# Task statement
Copy out each line that mentions the word "heeft".

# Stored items

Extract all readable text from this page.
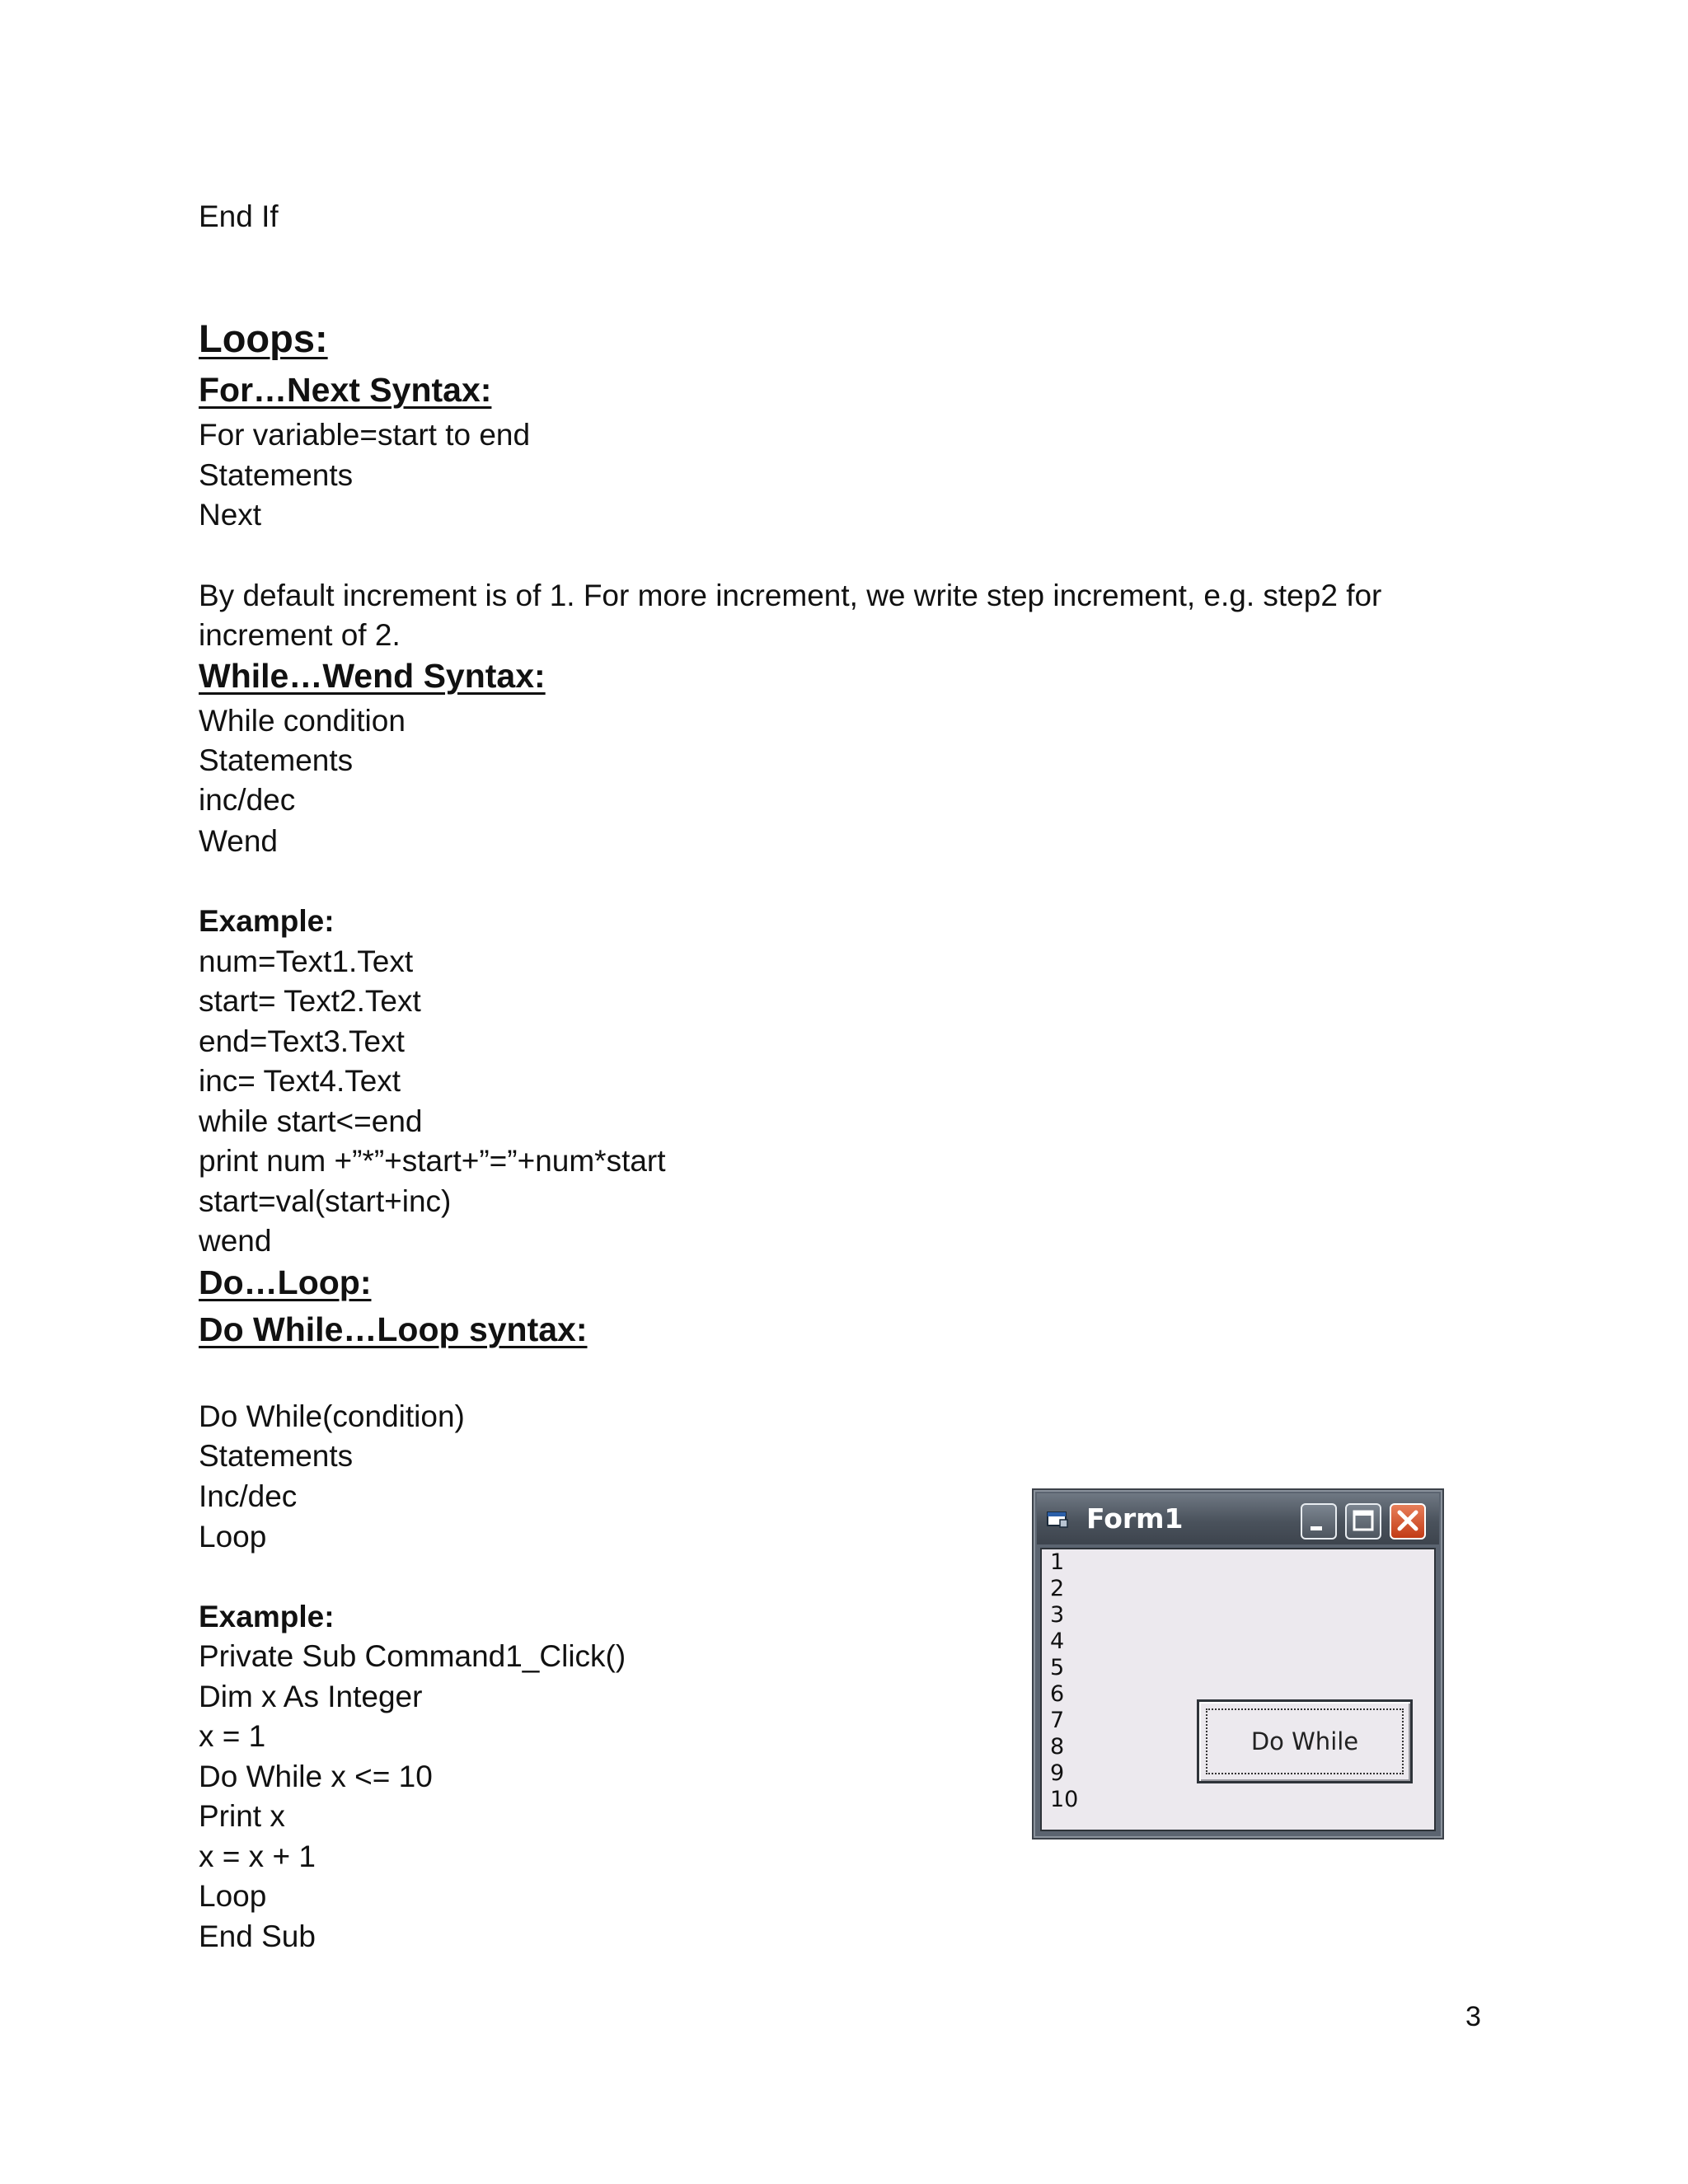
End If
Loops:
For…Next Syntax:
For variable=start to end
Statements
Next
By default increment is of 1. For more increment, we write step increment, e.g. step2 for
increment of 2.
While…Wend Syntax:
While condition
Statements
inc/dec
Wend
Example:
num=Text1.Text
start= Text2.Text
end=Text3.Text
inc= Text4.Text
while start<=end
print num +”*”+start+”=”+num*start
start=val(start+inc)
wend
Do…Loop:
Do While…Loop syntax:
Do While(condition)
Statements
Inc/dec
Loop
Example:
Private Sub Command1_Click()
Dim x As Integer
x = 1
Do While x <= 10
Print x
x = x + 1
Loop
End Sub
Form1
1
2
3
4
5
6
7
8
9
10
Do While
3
* * *
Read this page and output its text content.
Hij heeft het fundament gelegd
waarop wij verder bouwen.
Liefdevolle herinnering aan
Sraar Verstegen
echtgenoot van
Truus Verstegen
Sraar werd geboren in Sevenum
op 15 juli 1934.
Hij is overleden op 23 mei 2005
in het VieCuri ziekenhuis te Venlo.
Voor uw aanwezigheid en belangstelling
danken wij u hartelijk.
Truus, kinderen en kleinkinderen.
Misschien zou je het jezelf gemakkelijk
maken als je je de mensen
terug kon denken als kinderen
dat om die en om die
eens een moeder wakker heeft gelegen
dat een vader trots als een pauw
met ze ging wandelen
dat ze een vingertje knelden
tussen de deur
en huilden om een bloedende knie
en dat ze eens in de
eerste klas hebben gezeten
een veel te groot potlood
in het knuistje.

# Finished answer
Hij heeft het fundament gelegd
eens een moeder wakker heeft gelegen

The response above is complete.